Write each line out exactly, leaving none out.

--- begin ---

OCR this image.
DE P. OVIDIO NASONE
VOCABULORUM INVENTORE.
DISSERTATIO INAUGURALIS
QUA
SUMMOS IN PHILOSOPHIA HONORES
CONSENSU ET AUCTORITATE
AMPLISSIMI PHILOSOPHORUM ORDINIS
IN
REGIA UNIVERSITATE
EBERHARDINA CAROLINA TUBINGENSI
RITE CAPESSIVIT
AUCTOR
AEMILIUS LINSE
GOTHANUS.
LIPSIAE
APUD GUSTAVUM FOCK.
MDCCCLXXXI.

--- end ---

• Final result:
OCR this image.
DE P. OVIDIO NASONE
VOCABULORUM INVENTORE.
DISSERTATIO INAUGURALIS
QUA
SUMMOS IN PHILOSOPHIA HONORES
CONSENSU ET AUCTORITATE
AMPLISSIMI PHILOSOPHORUM ORDINIS
IN
REGIA UNIVERSITATE
EBERHARDINA CAROLINA TUBINGENSI
RITE CAPESSIVIT
AUCTOR
AEMILIUS LINSE
GOTHANUS.
LIPSIAE
APUD GUSTAVUM FOCK.
MDCCCLXXXI.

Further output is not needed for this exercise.